PROMPT: Collect all lines from the listing that include the string "Frank".

Stored items:
-- Start --

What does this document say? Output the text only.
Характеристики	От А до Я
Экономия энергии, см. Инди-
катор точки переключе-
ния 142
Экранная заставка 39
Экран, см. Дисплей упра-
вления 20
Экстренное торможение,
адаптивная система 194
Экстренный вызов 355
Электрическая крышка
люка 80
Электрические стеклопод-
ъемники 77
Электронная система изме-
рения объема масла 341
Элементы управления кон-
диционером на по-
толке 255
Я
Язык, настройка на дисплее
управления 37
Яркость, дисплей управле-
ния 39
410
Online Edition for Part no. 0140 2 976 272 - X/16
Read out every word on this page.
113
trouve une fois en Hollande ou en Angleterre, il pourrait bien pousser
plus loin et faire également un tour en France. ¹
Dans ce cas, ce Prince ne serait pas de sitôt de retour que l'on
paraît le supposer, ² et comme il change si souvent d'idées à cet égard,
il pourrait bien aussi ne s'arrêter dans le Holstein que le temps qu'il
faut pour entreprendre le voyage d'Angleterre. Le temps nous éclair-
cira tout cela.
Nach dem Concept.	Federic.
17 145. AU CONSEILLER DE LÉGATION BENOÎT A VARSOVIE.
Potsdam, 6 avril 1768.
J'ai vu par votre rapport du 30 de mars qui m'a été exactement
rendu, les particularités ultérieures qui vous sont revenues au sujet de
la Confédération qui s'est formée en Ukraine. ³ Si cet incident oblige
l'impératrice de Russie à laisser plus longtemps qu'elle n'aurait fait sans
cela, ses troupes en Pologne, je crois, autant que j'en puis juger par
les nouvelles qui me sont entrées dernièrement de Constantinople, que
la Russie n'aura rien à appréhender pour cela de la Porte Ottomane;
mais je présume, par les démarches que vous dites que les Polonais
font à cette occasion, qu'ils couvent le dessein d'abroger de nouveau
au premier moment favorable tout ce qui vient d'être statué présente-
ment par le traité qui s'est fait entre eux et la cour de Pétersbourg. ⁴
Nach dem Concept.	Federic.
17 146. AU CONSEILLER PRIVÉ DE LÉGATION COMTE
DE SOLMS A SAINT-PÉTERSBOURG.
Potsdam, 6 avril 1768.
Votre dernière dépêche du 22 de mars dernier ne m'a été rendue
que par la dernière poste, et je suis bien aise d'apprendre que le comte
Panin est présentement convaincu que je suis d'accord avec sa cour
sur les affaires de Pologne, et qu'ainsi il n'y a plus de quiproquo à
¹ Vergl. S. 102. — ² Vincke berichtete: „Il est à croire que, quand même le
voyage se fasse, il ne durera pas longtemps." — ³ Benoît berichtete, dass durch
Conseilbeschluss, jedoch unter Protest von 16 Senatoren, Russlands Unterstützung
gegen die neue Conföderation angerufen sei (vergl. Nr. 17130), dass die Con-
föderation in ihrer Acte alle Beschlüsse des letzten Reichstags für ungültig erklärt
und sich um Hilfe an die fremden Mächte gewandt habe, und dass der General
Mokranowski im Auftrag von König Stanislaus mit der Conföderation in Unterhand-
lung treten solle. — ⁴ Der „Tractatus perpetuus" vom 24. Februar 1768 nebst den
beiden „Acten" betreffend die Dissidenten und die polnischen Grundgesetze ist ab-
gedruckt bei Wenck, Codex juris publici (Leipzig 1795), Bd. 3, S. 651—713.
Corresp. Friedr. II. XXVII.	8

-- End --
-- Start --

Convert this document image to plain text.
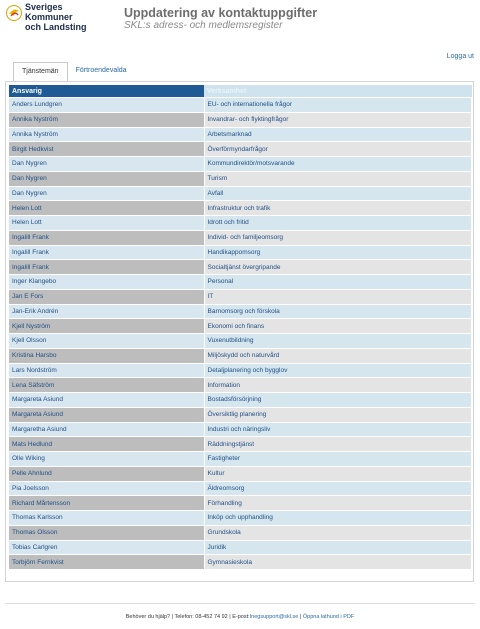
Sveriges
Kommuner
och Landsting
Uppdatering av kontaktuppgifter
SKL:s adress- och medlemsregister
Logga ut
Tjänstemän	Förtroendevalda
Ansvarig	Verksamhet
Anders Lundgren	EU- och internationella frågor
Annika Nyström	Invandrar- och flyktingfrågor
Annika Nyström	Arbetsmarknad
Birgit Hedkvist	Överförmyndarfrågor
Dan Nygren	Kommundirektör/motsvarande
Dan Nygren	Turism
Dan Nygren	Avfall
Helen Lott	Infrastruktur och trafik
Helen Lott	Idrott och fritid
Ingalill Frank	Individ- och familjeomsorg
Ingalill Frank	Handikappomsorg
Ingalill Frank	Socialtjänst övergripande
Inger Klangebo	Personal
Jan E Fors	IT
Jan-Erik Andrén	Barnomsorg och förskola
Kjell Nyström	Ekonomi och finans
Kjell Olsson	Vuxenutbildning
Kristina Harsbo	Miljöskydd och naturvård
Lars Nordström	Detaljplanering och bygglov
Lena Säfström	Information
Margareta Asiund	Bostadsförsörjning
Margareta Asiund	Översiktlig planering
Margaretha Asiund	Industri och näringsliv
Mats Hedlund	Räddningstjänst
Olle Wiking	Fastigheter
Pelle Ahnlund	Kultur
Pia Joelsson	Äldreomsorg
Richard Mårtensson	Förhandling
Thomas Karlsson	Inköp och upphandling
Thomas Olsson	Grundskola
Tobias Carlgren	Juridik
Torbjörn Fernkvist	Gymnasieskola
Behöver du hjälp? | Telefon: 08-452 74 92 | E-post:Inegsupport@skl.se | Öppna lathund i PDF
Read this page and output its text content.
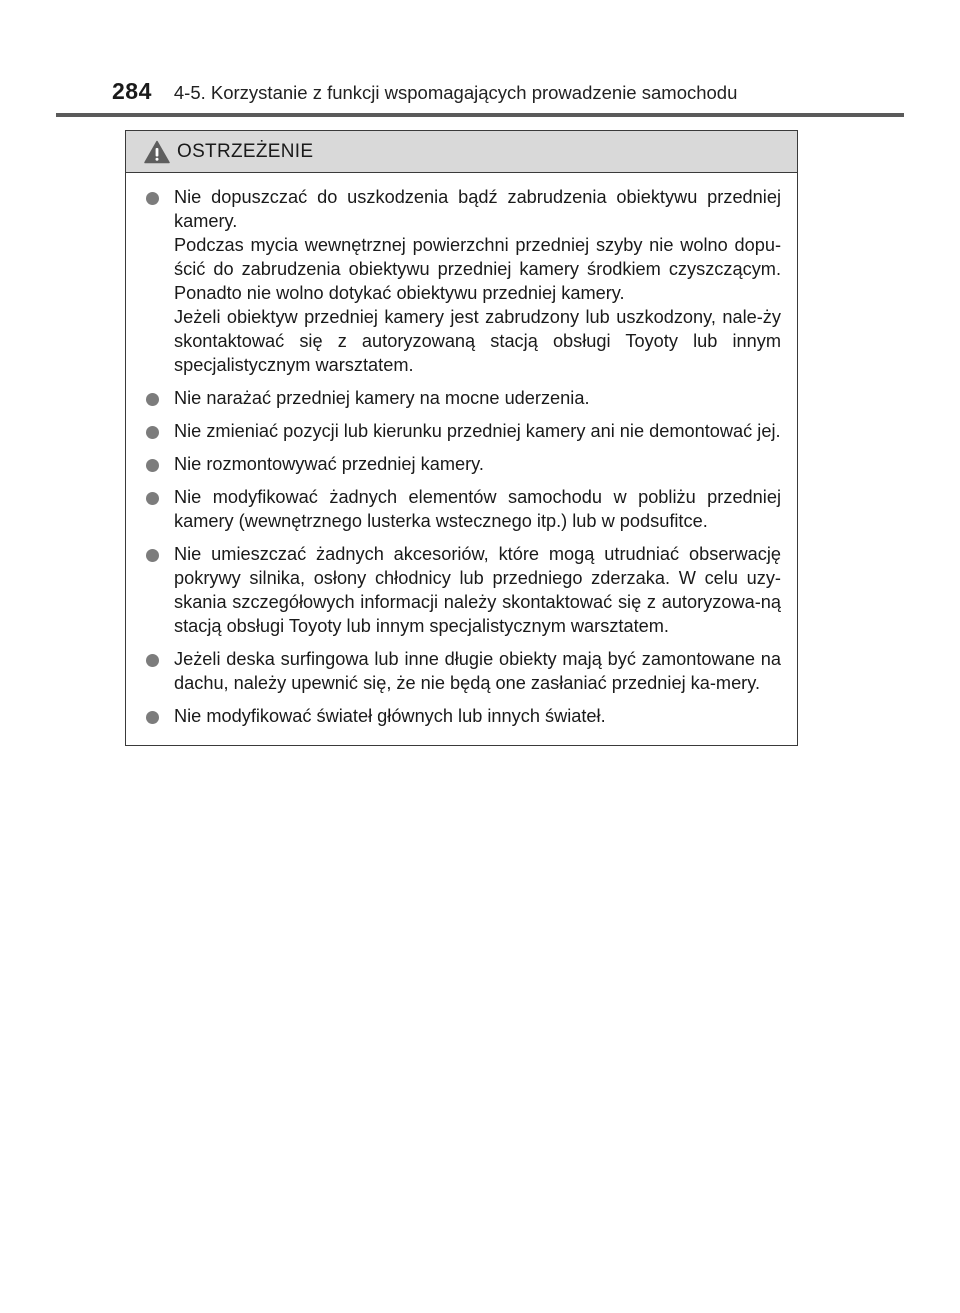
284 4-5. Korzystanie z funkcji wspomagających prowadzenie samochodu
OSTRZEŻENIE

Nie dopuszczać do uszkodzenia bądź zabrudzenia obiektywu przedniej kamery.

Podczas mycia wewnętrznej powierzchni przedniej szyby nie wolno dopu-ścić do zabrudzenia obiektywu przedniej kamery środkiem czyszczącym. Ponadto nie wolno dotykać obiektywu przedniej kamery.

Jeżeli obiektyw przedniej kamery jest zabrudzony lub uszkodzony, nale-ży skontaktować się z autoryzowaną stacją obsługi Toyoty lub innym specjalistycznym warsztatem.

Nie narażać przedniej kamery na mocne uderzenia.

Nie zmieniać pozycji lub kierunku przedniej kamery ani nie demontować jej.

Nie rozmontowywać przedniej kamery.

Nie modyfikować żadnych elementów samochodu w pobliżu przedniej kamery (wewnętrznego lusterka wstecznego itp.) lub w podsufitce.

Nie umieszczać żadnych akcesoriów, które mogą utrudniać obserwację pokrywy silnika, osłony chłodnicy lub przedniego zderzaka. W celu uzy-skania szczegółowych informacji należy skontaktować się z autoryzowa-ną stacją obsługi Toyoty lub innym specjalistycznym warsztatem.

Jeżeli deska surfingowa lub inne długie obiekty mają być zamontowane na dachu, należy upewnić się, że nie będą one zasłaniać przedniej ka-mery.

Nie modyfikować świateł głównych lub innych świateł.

-- End --

PROBLEM SOLUTION:
Ingalill Frank	Individ- och familjeomsorg
Ingalill Frank	Handikappomsorg
Ingalill Frank	Socialtjänst övergripande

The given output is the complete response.